> **Listed entries**:
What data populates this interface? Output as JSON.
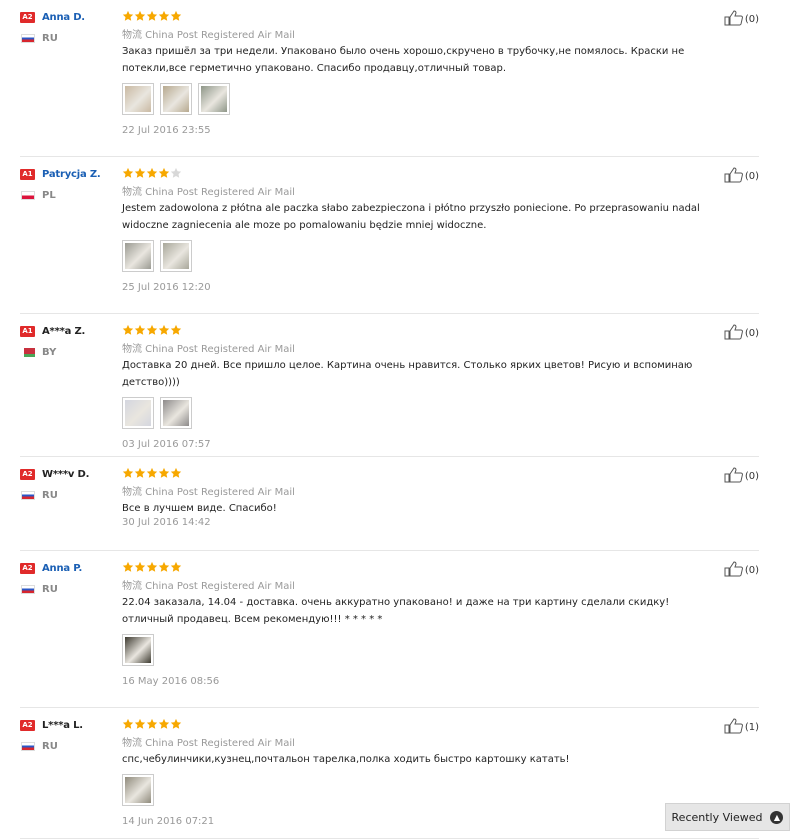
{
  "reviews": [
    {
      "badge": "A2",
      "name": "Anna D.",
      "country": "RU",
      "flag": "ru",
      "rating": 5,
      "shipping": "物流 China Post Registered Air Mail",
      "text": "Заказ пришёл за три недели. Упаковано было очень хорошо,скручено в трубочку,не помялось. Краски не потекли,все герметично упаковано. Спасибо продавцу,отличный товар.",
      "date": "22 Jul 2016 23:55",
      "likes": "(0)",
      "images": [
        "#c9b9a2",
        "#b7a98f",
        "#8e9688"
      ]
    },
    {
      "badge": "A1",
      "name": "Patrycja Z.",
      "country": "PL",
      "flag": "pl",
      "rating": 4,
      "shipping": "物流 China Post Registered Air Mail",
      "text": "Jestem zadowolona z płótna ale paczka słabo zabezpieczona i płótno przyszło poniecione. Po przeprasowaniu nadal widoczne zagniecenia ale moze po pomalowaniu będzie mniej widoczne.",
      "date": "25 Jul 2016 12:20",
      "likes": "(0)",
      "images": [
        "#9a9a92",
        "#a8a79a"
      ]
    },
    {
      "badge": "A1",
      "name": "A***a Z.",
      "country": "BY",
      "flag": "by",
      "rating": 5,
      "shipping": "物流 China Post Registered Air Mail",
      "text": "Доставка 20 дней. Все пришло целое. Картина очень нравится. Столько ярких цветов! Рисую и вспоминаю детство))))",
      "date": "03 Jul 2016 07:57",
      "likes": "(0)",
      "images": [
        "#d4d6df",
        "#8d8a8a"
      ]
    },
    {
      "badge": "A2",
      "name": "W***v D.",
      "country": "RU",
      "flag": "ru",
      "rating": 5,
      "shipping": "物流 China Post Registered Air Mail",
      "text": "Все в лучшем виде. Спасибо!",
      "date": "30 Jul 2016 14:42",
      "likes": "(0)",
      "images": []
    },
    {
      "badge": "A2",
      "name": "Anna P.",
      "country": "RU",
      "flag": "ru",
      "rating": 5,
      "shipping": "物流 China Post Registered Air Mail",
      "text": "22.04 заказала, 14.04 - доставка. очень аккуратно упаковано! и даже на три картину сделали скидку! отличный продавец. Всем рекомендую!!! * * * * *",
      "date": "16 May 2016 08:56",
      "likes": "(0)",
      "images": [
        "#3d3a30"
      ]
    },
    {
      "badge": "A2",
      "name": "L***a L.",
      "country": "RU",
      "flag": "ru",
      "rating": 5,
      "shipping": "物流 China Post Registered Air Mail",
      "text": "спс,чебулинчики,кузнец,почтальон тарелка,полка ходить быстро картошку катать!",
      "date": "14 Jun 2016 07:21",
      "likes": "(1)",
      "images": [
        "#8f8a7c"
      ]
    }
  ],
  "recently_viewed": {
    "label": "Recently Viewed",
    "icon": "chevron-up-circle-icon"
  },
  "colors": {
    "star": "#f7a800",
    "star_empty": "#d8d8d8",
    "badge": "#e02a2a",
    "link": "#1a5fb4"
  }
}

> **Your objective**: Look through the data and show every line containing "очень".

> **Written reply**:
      "text": "Заказ пришёл за три недели. Упаковано было очень хорошо,скручено в трубочку,не помялось. Краски не потекли,все герметично упаковано. Спасибо продавцу,отличный товар.",
      "text": "Доставка 20 дней. Все пришло целое. Картина очень нравится. Столько ярких цветов! Рисую и вспоминаю детство))))",
      "text": "22.04 заказала, 14.04 - доставка. очень аккуратно упаковано! и даже на три картину сделали скидку! отличный продавец. Всем рекомендую!!! * * * * *",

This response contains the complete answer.